Return the material word for word. Do not include the pictures.

Recorded data
◇ ◇ ◇ ◇

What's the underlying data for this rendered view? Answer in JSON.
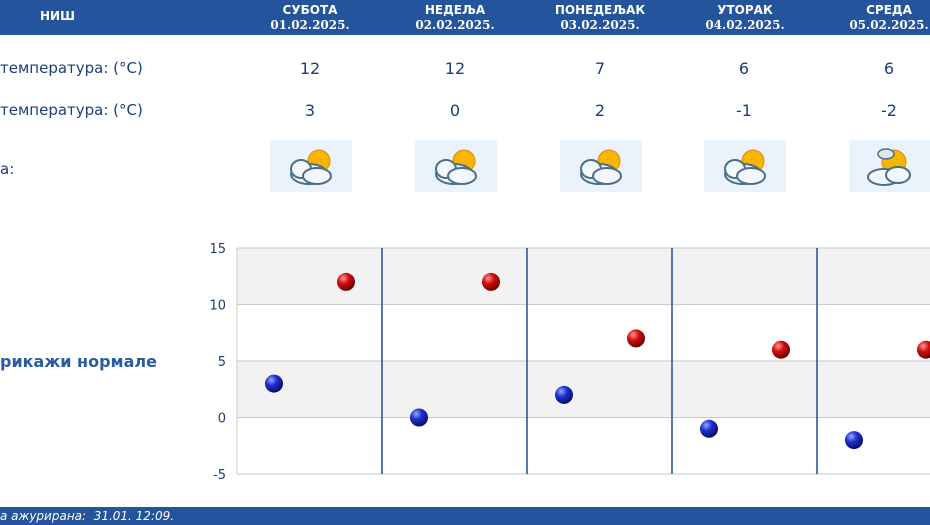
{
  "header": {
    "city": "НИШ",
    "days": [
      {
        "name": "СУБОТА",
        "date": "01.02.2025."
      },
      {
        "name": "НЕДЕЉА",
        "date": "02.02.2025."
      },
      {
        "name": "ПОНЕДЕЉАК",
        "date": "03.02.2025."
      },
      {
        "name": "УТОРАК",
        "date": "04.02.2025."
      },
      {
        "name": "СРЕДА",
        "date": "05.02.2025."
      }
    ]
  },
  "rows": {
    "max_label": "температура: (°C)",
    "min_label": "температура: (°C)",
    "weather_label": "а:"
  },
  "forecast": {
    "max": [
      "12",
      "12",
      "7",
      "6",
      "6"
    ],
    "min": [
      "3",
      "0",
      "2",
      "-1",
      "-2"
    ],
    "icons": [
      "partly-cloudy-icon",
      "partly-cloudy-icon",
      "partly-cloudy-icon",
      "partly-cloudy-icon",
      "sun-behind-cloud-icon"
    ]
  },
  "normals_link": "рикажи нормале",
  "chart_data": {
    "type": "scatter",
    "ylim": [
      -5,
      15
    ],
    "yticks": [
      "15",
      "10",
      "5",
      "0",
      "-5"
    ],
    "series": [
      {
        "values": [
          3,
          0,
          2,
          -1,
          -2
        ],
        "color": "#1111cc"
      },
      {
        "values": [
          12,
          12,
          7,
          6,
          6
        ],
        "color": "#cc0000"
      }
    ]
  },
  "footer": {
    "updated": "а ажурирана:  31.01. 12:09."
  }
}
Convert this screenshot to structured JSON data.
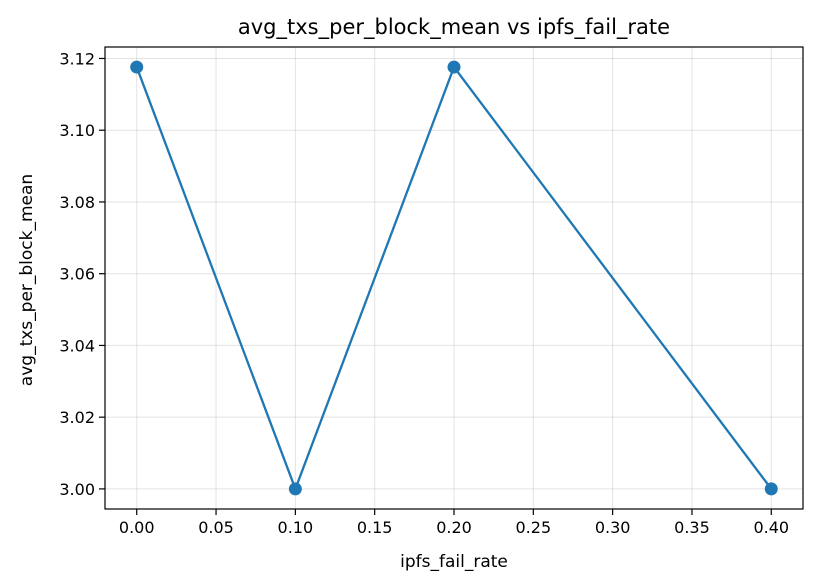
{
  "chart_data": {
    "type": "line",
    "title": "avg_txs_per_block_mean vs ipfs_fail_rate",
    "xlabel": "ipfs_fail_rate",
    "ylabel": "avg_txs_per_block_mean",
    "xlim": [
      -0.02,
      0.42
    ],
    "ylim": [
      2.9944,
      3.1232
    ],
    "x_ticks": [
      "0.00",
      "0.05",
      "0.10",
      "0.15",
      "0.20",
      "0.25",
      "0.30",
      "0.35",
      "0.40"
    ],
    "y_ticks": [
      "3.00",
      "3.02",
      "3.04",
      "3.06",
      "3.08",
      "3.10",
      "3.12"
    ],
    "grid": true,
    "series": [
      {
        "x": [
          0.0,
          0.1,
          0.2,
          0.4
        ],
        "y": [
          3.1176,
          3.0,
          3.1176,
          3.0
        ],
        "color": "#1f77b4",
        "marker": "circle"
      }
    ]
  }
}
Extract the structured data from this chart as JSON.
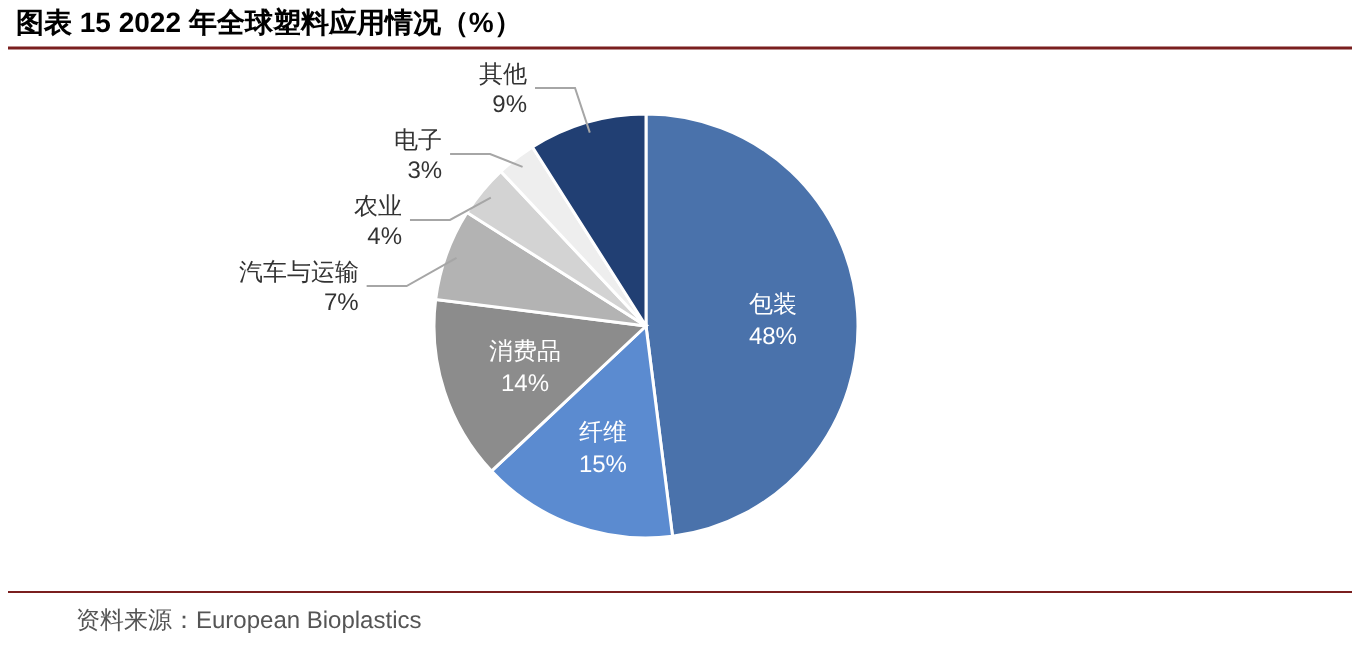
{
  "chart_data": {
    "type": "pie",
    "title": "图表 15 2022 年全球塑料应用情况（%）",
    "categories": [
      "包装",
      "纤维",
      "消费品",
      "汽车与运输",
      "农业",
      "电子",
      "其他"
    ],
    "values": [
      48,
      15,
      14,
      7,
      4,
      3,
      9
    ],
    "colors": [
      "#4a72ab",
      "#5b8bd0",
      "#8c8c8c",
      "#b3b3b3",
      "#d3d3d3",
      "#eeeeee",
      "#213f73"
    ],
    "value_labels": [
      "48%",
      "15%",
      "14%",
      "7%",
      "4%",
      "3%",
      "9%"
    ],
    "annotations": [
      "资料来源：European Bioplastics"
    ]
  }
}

◇ ◇ ◇ ◇

CORRECT RESULT:
What's the underlying data for this rendered view? Answer in JSON.
{
  "header": {
    "city": "НИШ",
    "days": [
      {
        "name": "СУБОТА",
        "date": "01.02.2025."
      },
      {
        "name": "НЕДЕЉА",
        "date": "02.02.2025."
      },
      {
        "name": "ПОНЕДЕЉАК",
        "date": "03.02.2025."
      },
      {
        "name": "УТОРАК",
        "date": "04.02.2025."
      },
      {
        "name": "СРЕДА",
        "date": "05.02.2025."
      }
    ]
  },
  "rows": {
    "max_label": "температура: (°C)",
    "min_label": "температура: (°C)",
    "weather_label": "а:"
  },
  "forecast": {
    "max": [
      "12",
      "12",
      "7",
      "6",
      "6"
    ],
    "min": [
      "3",
      "0",
      "2",
      "-1",
      "-2"
    ],
    "icons": [
      "partly-cloudy-icon",
      "partly-cloudy-icon",
      "partly-cloudy-icon",
      "partly-cloudy-icon",
      "sun-behind-cloud-icon"
    ]
  },
  "normals_link": "рикажи нормале",
  "chart_data": {
    "type": "scatter",
    "ylim": [
      -5,
      15
    ],
    "yticks": [
      "15",
      "10",
      "5",
      "0",
      "-5"
    ],
    "series": [
      {
        "values": [
          3,
          0,
          2,
          -1,
          -2
        ],
        "color": "#1111cc"
      },
      {
        "values": [
          12,
          12,
          7,
          6,
          6
        ],
        "color": "#cc0000"
      }
    ]
  },
  "footer": {
    "updated": "а ажурирана:  31.01. 12:09."
  }
}
Convert this screenshot to structured JSON data.
{
  "chart_data": {
    "type": "line",
    "title": "avg_txs_per_block_mean vs ipfs_fail_rate",
    "xlabel": "ipfs_fail_rate",
    "ylabel": "avg_txs_per_block_mean",
    "xlim": [
      -0.02,
      0.42
    ],
    "ylim": [
      2.9944,
      3.1232
    ],
    "x_ticks": [
      "0.00",
      "0.05",
      "0.10",
      "0.15",
      "0.20",
      "0.25",
      "0.30",
      "0.35",
      "0.40"
    ],
    "y_ticks": [
      "3.00",
      "3.02",
      "3.04",
      "3.06",
      "3.08",
      "3.10",
      "3.12"
    ],
    "grid": true,
    "series": [
      {
        "x": [
          0.0,
          0.1,
          0.2,
          0.4
        ],
        "y": [
          3.1176,
          3.0,
          3.1176,
          3.0
        ],
        "color": "#1f77b4",
        "marker": "circle"
      }
    ]
  }
}
Extract the structured data from this chart as JSON.
{
  "chart_data": {
    "type": "pie",
    "title": "图表 15 2022 年全球塑料应用情况（%）",
    "categories": [
      "包装",
      "纤维",
      "消费品",
      "汽车与运输",
      "农业",
      "电子",
      "其他"
    ],
    "values": [
      48,
      15,
      14,
      7,
      4,
      3,
      9
    ],
    "colors": [
      "#4a72ab",
      "#5b8bd0",
      "#8c8c8c",
      "#b3b3b3",
      "#d3d3d3",
      "#eeeeee",
      "#213f73"
    ],
    "value_labels": [
      "48%",
      "15%",
      "14%",
      "7%",
      "4%",
      "3%",
      "9%"
    ],
    "annotations": [
      "资料来源：European Bioplastics"
    ]
  }
}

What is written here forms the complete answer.